**Work to do:** Set down the final stretch of the data, from the line that holds "What's the underlying" through the last line, both included, with pictures left out.

**The input:**

┌──

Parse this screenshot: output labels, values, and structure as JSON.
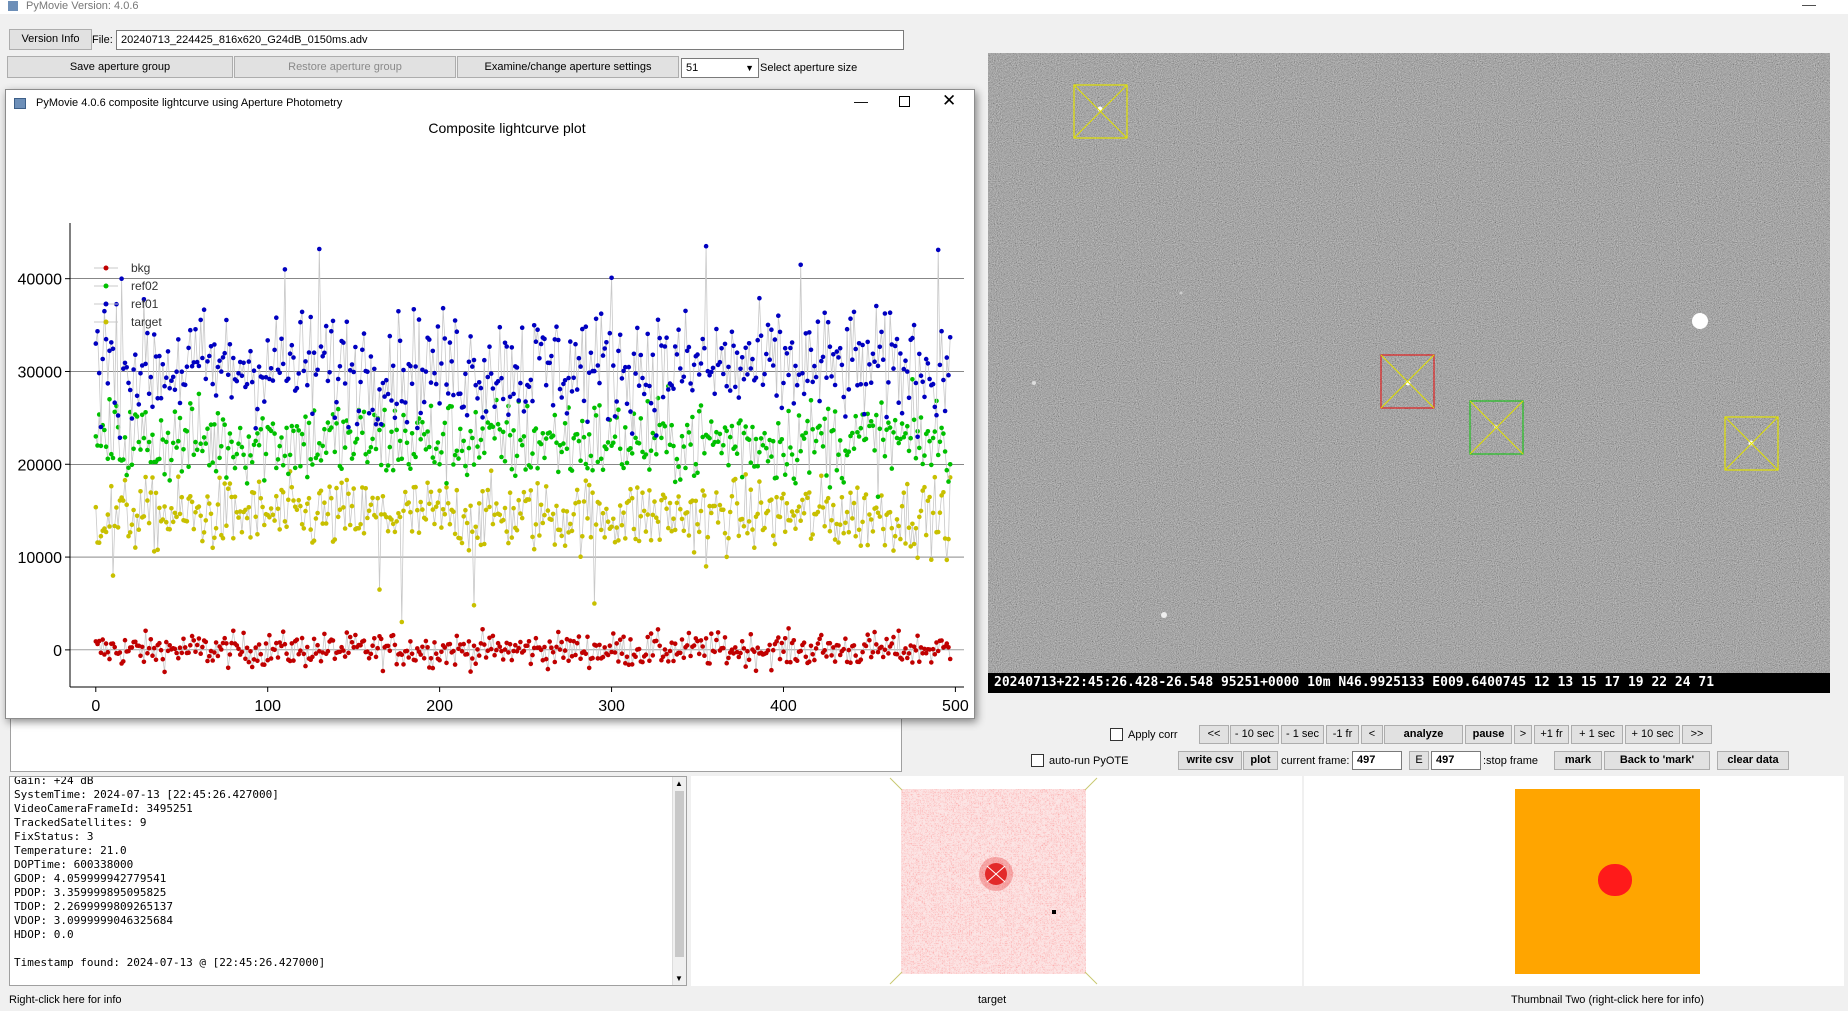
{
  "app": {
    "title": "PyMovie  Version: 4.0.6"
  },
  "toolbar": {
    "version_info": "Version Info",
    "file_label": "File:",
    "file_value": "20240713_224425_816x620_G24dB_0150ms.adv",
    "save_aperture_group": "Save aperture group",
    "restore_aperture_group": "Restore aperture group",
    "examine_aperture": "Examine/change aperture settings",
    "aperture_size_value": "51",
    "select_aperture_label": "Select aperture size"
  },
  "plot_window": {
    "title": "PyMovie 4.0.6 composite lightcurve using Aperture Photometry",
    "chart_title": "Composite lightcurve plot"
  },
  "chart_data": {
    "type": "scatter",
    "title": "Composite lightcurve plot",
    "xlabel": "",
    "ylabel": "",
    "xlim": [
      -15,
      505
    ],
    "ylim": [
      -4000,
      46000
    ],
    "x_ticks": [
      0,
      100,
      200,
      300,
      400,
      500
    ],
    "y_ticks": [
      0,
      10000,
      20000,
      30000,
      40000
    ],
    "frames": [
      0,
      497
    ],
    "grid": "horizontal",
    "legend_placement": "top-left",
    "series": [
      {
        "name": "bkg",
        "color": "#c00000",
        "mean": 0,
        "spread": 1500
      },
      {
        "name": "ref02",
        "color": "#00c000",
        "mean": 22500,
        "spread": 3800
      },
      {
        "name": "ref01",
        "color": "#0000c0",
        "mean": 30500,
        "spread": 5000
      },
      {
        "name": "target",
        "color": "#c8c000",
        "mean": 14500,
        "spread": 3200
      }
    ],
    "sample_points": {
      "ref01": [
        [
          0,
          33000
        ],
        [
          5,
          36500
        ],
        [
          15,
          40000
        ],
        [
          20,
          28000
        ],
        [
          110,
          41000
        ],
        [
          130,
          43200
        ],
        [
          300,
          40100
        ],
        [
          355,
          43500
        ],
        [
          410,
          41500
        ],
        [
          490,
          43100
        ],
        [
          495,
          31500
        ]
      ],
      "target": [
        [
          10,
          8000
        ],
        [
          165,
          6500
        ],
        [
          178,
          3000
        ],
        [
          220,
          4800
        ],
        [
          290,
          5000
        ],
        [
          355,
          9000
        ],
        [
          494,
          12000
        ]
      ],
      "ref02": [
        [
          0,
          23000
        ],
        [
          100,
          24000
        ],
        [
          200,
          20000
        ],
        [
          300,
          22000
        ],
        [
          400,
          21000
        ],
        [
          497,
          20000
        ]
      ]
    }
  },
  "video": {
    "overlay_text": "20240713+22:45:26.428-26.548 95251+0000    10m N46.9925133 E009.6400745 12  13  15  17  19  22  24  71",
    "apertures": [
      {
        "name": "yellow-top-left",
        "color": "#e0e000"
      },
      {
        "name": "target-red",
        "color": "#e02020"
      },
      {
        "name": "green",
        "color": "#20c020"
      },
      {
        "name": "yellow-right",
        "color": "#e0e000"
      }
    ]
  },
  "controls": {
    "apply_corr": "Apply corr",
    "auto_run_pyote": "auto-run PyOTE",
    "btn_back_all": "<<",
    "btn_m10s": "- 10 sec",
    "btn_m1s": "- 1 sec",
    "btn_m1fr": "-1 fr",
    "btn_prev": "<",
    "btn_analyze": "analyze",
    "btn_pause": "pause",
    "btn_next": ">",
    "btn_p1fr": "+1 fr",
    "btn_p1s": "+ 1 sec",
    "btn_p10s": "+ 10 sec",
    "btn_fwd_all": ">>",
    "btn_write_csv": "write csv",
    "btn_plot": "plot",
    "current_frame_label": "current frame:",
    "current_frame_value": "497",
    "e_label": "E",
    "stop_frame_value": "497",
    "stop_frame_label": ":stop frame",
    "btn_mark": "mark",
    "btn_back_to_mark": "Back to 'mark'",
    "btn_clear_data": "clear data"
  },
  "log": {
    "lines": [
      "Gain: +24 dB",
      "SystemTime: 2024-07-13 [22:45:26.427000]",
      "VideoCameraFrameId: 3495251",
      "TrackedSatellites: 9",
      "FixStatus: 3",
      "Temperature: 21.0",
      "DOPTime: 600338000",
      "GDOP: 4.059999942779541",
      "PDOP: 3.359999895095825",
      "TDOP: 2.2699999809265137",
      "VDOP: 3.0999999046325684",
      "HDOP: 0.0",
      "",
      "Timestamp found: 2024-07-13 @ [22:45:26.427000]"
    ]
  },
  "thumbnails": {
    "one_caption": "target",
    "two_caption": "Thumbnail Two (right-click here for info)",
    "thumb_two_bg": "#ffa500"
  },
  "status": {
    "left": "Right-click here for info"
  }
}
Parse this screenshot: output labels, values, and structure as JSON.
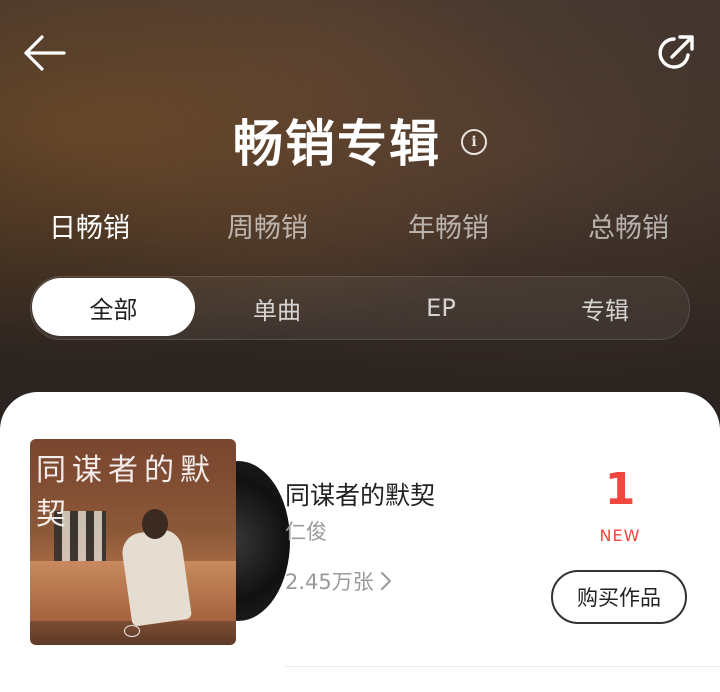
{
  "header": {
    "title": "畅销专辑",
    "info_icon": "info-icon",
    "back_icon": "arrow-left-icon",
    "share_icon": "share-icon"
  },
  "period_tabs": [
    {
      "label": "日畅销",
      "active": true
    },
    {
      "label": "周畅销",
      "active": false
    },
    {
      "label": "年畅销",
      "active": false
    },
    {
      "label": "总畅销",
      "active": false
    }
  ],
  "type_tabs": [
    {
      "label": "全部",
      "active": true
    },
    {
      "label": "单曲",
      "active": false
    },
    {
      "label": "EP",
      "active": false
    },
    {
      "label": "专辑",
      "active": false
    }
  ],
  "albums": [
    {
      "title": "同谋者的默契",
      "artist": "仁俊",
      "sales": "2.45万张",
      "rank": "1",
      "badge": "NEW",
      "buy_label": "购买作品",
      "cover_text": "同谋者的默契"
    }
  ],
  "colors": {
    "accent": "#f0473e",
    "active_tab_bg": "#ffffff"
  }
}
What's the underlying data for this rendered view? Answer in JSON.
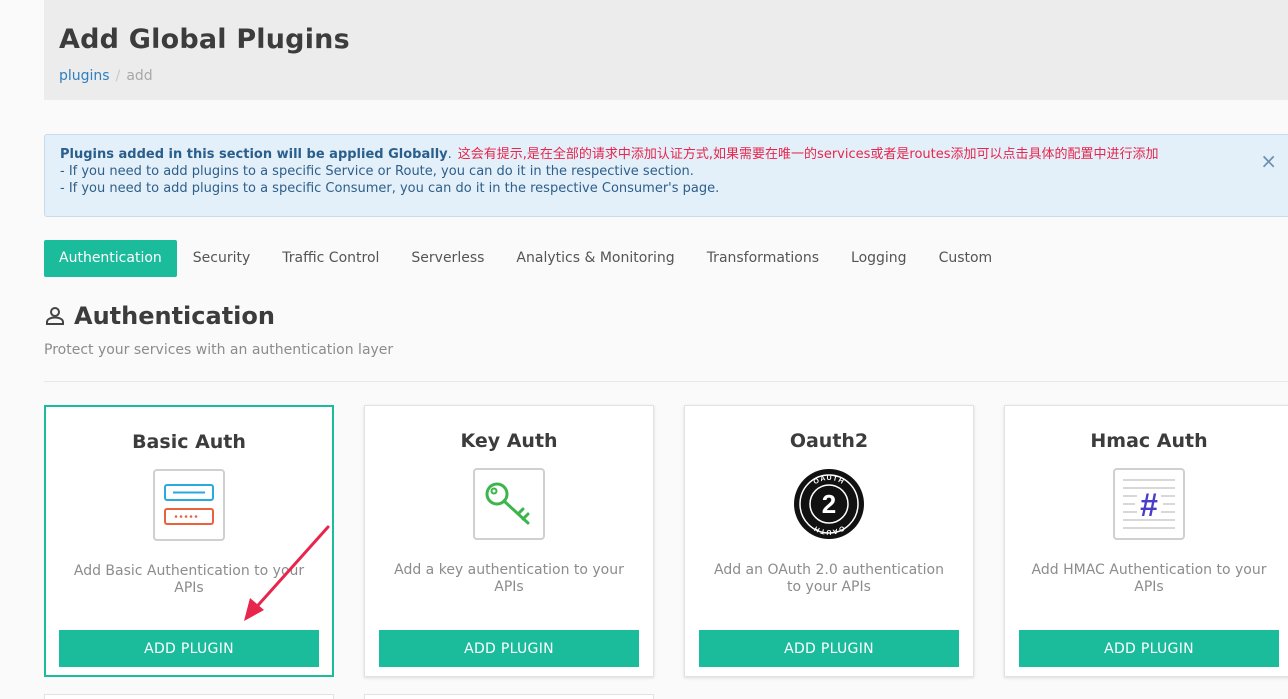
{
  "header": {
    "title": "Add Global Plugins",
    "breadcrumb": {
      "link": "plugins",
      "separator": "/",
      "current": "add"
    }
  },
  "alert": {
    "strong": "Plugins added in this section will be applied Globally",
    "strong_suffix": ".",
    "note": "这会有提示,是在全部的请求中添加认证方式,如果需要在唯一的services或者是routes添加可以点击具体的配置中进行添加",
    "line1": "- If you need to add plugins to a specific Service or Route, you can do it in the respective section.",
    "line2": "- If you need to add plugins to a specific Consumer, you can do it in the respective Consumer's page.",
    "close_icon": "×"
  },
  "tabs": [
    {
      "label": "Authentication",
      "active": true
    },
    {
      "label": "Security"
    },
    {
      "label": "Traffic Control"
    },
    {
      "label": "Serverless"
    },
    {
      "label": "Analytics & Monitoring"
    },
    {
      "label": "Transformations"
    },
    {
      "label": "Logging"
    },
    {
      "label": "Custom"
    }
  ],
  "section": {
    "icon": "person-icon",
    "title": "Authentication",
    "subtitle": "Protect your services with an authentication layer"
  },
  "cards": [
    {
      "title": "Basic Auth",
      "icon": "basic-auth-icon",
      "description": "Add Basic Authentication to your APIs",
      "button": "ADD PLUGIN",
      "selected": true
    },
    {
      "title": "Key Auth",
      "icon": "key-icon",
      "description": "Add a key authentication to your APIs",
      "button": "ADD PLUGIN"
    },
    {
      "title": "Oauth2",
      "icon": "oauth2-icon",
      "icon_text": "2",
      "icon_ring_text": "OAUTH",
      "description": "Add an OAuth 2.0 authentication to your APIs",
      "button": "ADD PLUGIN"
    },
    {
      "title": "Hmac Auth",
      "icon": "hmac-icon",
      "icon_text": "#",
      "description": "Add HMAC Authentication to your APIs",
      "button": "ADD PLUGIN"
    }
  ],
  "colors": {
    "accent": "#1abc9c",
    "link": "#2d7fc1",
    "annotation": "#e8254c"
  }
}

└──

**Answer in full:**
What's the underlying data for this rendered view? Answer in JSON.
{
  "header": {
    "title": "Add Global Plugins",
    "breadcrumb": {
      "link": "plugins",
      "separator": "/",
      "current": "add"
    }
  },
  "alert": {
    "strong": "Plugins added in this section will be applied Globally",
    "strong_suffix": ".",
    "note": "这会有提示,是在全部的请求中添加认证方式,如果需要在唯一的services或者是routes添加可以点击具体的配置中进行添加",
    "line1": "- If you need to add plugins to a specific Service or Route, you can do it in the respective section.",
    "line2": "- If you need to add plugins to a specific Consumer, you can do it in the respective Consumer's page.",
    "close_icon": "×"
  },
  "tabs": [
    {
      "label": "Authentication",
      "active": true
    },
    {
      "label": "Security"
    },
    {
      "label": "Traffic Control"
    },
    {
      "label": "Serverless"
    },
    {
      "label": "Analytics & Monitoring"
    },
    {
      "label": "Transformations"
    },
    {
      "label": "Logging"
    },
    {
      "label": "Custom"
    }
  ],
  "section": {
    "icon": "person-icon",
    "title": "Authentication",
    "subtitle": "Protect your services with an authentication layer"
  },
  "cards": [
    {
      "title": "Basic Auth",
      "icon": "basic-auth-icon",
      "description": "Add Basic Authentication to your APIs",
      "button": "ADD PLUGIN",
      "selected": true
    },
    {
      "title": "Key Auth",
      "icon": "key-icon",
      "description": "Add a key authentication to your APIs",
      "button": "ADD PLUGIN"
    },
    {
      "title": "Oauth2",
      "icon": "oauth2-icon",
      "icon_text": "2",
      "icon_ring_text": "OAUTH",
      "description": "Add an OAuth 2.0 authentication to your APIs",
      "button": "ADD PLUGIN"
    },
    {
      "title": "Hmac Auth",
      "icon": "hmac-icon",
      "icon_text": "#",
      "description": "Add HMAC Authentication to your APIs",
      "button": "ADD PLUGIN"
    }
  ],
  "colors": {
    "accent": "#1abc9c",
    "link": "#2d7fc1",
    "annotation": "#e8254c"
  }
}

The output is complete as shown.